REQUEST: Send each entry back exactly as given, pictures excluded.

[Collected data entries]
● ● ● ● ● ● ●

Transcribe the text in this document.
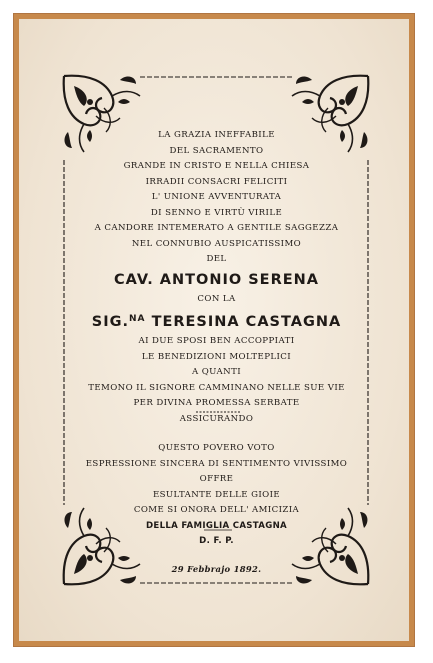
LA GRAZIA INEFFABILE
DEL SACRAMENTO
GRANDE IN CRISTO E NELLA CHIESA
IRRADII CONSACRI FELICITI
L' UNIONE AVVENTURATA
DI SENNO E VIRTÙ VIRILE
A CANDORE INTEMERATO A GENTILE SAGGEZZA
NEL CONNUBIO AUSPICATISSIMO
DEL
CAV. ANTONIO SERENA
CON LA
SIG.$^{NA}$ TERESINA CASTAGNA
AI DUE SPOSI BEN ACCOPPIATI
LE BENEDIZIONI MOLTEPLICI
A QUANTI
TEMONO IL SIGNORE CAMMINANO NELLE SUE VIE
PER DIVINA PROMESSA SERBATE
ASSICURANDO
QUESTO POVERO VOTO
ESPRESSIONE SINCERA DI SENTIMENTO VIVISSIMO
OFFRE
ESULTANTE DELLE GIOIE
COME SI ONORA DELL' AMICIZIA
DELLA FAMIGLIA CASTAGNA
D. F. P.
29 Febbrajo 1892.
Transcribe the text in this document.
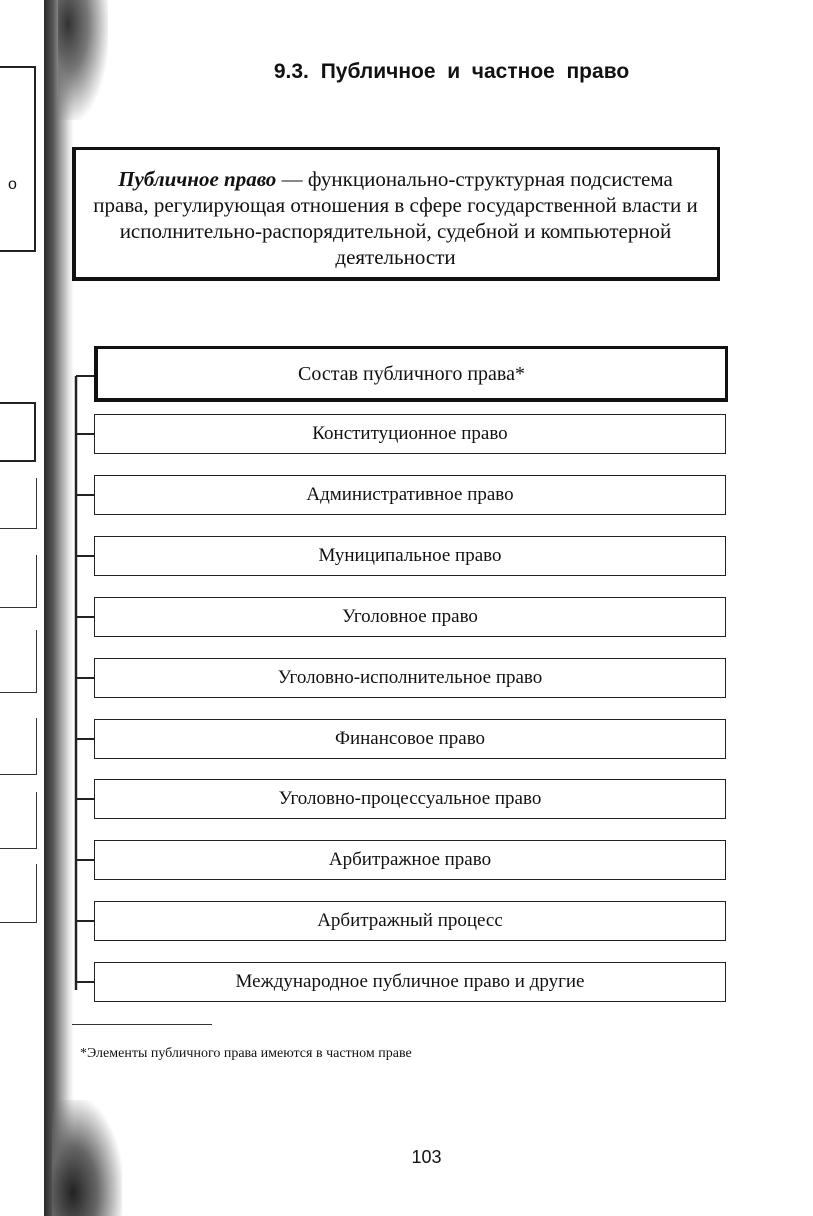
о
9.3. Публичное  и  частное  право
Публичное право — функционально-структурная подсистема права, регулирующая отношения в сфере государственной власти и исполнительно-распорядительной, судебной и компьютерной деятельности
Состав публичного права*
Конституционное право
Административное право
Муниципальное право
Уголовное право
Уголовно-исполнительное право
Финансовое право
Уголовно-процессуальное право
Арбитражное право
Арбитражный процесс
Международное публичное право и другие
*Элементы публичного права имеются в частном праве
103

● ● ● ● ● ● ●

EXERCISE RESPONSE:
Transcribe the text in this document.
LA GRAZIA INEFFABILE
DEL SACRAMENTO
GRANDE IN CRISTO E NELLA CHIESA
IRRADII CONSACRI FELICITI
L' UNIONE AVVENTURATA
DI SENNO E VIRTÙ VIRILE
A CANDORE INTEMERATO A GENTILE SAGGEZZA
NEL CONNUBIO AUSPICATISSIMO
DEL
CAV. ANTONIO SERENA
CON LA
SIG.$^{NA}$ TERESINA CASTAGNA
AI DUE SPOSI BEN ACCOPPIATI
LE BENEDIZIONI MOLTEPLICI
A QUANTI
TEMONO IL SIGNORE CAMMINANO NELLE SUE VIE
PER DIVINA PROMESSA SERBATE
ASSICURANDO
QUESTO POVERO VOTO
ESPRESSIONE SINCERA DI SENTIMENTO VIVISSIMO
OFFRE
ESULTANTE DELLE GIOIE
COME SI ONORA DELL' AMICIZIA
DELLA FAMIGLIA CASTAGNA
D. F. P.
29 Febbrajo 1892.
Transcribe the text in this document.
о
9.3. Публичное  и  частное  право
Публичное право — функционально-структурная подсистема права, регулирующая отношения в сфере государственной власти и исполнительно-распорядительной, судебной и компьютерной деятельности
Состав публичного права*
Конституционное право
Административное право
Муниципальное право
Уголовное право
Уголовно-исполнительное право
Финансовое право
Уголовно-процессуальное право
Арбитражное право
Арбитражный процесс
Международное публичное право и другие
*Элементы публичного права имеются в частном праве
103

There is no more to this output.